### What to work on
Copy all records verbatim.
===== Data provided
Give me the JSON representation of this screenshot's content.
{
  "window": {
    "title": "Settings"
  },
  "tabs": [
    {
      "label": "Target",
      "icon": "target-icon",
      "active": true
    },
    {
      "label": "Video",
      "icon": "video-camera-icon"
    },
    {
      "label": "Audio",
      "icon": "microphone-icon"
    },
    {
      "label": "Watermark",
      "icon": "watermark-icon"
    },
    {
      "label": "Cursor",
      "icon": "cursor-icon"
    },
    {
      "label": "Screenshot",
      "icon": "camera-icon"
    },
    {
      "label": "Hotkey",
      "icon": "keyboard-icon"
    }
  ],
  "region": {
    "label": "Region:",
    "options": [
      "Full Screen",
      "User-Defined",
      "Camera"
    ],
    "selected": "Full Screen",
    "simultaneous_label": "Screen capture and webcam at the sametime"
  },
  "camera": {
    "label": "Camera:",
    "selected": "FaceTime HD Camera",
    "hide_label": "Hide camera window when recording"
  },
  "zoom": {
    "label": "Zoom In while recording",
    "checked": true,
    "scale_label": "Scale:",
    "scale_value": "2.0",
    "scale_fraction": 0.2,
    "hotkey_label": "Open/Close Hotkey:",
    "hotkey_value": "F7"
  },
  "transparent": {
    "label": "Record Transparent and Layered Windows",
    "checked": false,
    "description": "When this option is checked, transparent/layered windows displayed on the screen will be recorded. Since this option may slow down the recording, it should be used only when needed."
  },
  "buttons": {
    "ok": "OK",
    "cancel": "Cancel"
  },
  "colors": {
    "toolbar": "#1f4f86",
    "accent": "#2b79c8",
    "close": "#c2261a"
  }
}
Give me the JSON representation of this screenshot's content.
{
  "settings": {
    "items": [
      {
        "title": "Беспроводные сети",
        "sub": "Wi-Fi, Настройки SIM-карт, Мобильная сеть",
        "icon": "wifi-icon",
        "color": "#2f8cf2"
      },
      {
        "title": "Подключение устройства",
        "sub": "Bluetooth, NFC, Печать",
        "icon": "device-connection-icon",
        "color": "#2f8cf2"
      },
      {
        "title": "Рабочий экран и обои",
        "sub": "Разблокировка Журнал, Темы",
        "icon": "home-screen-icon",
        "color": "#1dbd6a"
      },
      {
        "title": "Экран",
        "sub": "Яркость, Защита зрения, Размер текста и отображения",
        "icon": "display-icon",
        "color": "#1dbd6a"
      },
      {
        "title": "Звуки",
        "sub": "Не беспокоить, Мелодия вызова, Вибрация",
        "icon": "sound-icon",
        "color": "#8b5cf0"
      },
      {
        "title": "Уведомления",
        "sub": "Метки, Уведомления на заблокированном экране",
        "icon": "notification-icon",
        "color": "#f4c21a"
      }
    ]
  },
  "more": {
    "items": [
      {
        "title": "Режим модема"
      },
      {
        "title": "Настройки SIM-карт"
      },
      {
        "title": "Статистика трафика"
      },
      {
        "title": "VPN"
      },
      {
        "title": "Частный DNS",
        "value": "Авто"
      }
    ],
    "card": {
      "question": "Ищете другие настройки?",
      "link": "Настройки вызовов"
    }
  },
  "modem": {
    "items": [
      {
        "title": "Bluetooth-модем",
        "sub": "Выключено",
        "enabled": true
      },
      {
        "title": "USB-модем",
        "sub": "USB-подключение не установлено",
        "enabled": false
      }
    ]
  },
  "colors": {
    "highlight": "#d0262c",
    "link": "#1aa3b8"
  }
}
==========
### Full answer
Give me the JSON representation of this screenshot's content.
{
  "window": {
    "title": "Settings"
  },
  "tabs": [
    {
      "label": "Target",
      "icon": "target-icon",
      "active": true
    },
    {
      "label": "Video",
      "icon": "video-camera-icon"
    },
    {
      "label": "Audio",
      "icon": "microphone-icon"
    },
    {
      "label": "Watermark",
      "icon": "watermark-icon"
    },
    {
      "label": "Cursor",
      "icon": "cursor-icon"
    },
    {
      "label": "Screenshot",
      "icon": "camera-icon"
    },
    {
      "label": "Hotkey",
      "icon": "keyboard-icon"
    }
  ],
  "region": {
    "label": "Region:",
    "options": [
      "Full Screen",
      "User-Defined",
      "Camera"
    ],
    "selected": "Full Screen",
    "simultaneous_label": "Screen capture and webcam at the sametime"
  },
  "camera": {
    "label": "Camera:",
    "selected": "FaceTime HD Camera",
    "hide_label": "Hide camera window when recording"
  },
  "zoom": {
    "label": "Zoom In while recording",
    "checked": true,
    "scale_label": "Scale:",
    "scale_value": "2.0",
    "scale_fraction": 0.2,
    "hotkey_label": "Open/Close Hotkey:",
    "hotkey_value": "F7"
  },
  "transparent": {
    "label": "Record Transparent and Layered Windows",
    "checked": false,
    "description": "When this option is checked, transparent/layered windows displayed on the screen will be recorded. Since this option may slow down the recording, it should be used only when needed."
  },
  "buttons": {
    "ok": "OK",
    "cancel": "Cancel"
  },
  "colors": {
    "toolbar": "#1f4f86",
    "accent": "#2b79c8",
    "close": "#c2261a"
  }
}
Give me the JSON representation of this screenshot's content.
{
  "settings": {
    "items": [
      {
        "title": "Беспроводные сети",
        "sub": "Wi-Fi, Настройки SIM-карт, Мобильная сеть",
        "icon": "wifi-icon",
        "color": "#2f8cf2"
      },
      {
        "title": "Подключение устройства",
        "sub": "Bluetooth, NFC, Печать",
        "icon": "device-connection-icon",
        "color": "#2f8cf2"
      },
      {
        "title": "Рабочий экран и обои",
        "sub": "Разблокировка Журнал, Темы",
        "icon": "home-screen-icon",
        "color": "#1dbd6a"
      },
      {
        "title": "Экран",
        "sub": "Яркость, Защита зрения, Размер текста и отображения",
        "icon": "display-icon",
        "color": "#1dbd6a"
      },
      {
        "title": "Звуки",
        "sub": "Не беспокоить, Мелодия вызова, Вибрация",
        "icon": "sound-icon",
        "color": "#8b5cf0"
      },
      {
        "title": "Уведомления",
        "sub": "Метки, Уведомления на заблокированном экране",
        "icon": "notification-icon",
        "color": "#f4c21a"
      }
    ]
  },
  "more": {
    "items": [
      {
        "title": "Режим модема"
      },
      {
        "title": "Настройки SIM-карт"
      },
      {
        "title": "Статистика трафика"
      },
      {
        "title": "VPN"
      },
      {
        "title": "Частный DNS",
        "value": "Авто"
      }
    ],
    "card": {
      "question": "Ищете другие настройки?",
      "link": "Настройки вызовов"
    }
  },
  "modem": {
    "items": [
      {
        "title": "Bluetooth-модем",
        "sub": "Выключено",
        "enabled": true
      },
      {
        "title": "USB-модем",
        "sub": "USB-подключение не установлено",
        "enabled": false
      }
    ]
  },
  "colors": {
    "highlight": "#d0262c",
    "link": "#1aa3b8"
  }
}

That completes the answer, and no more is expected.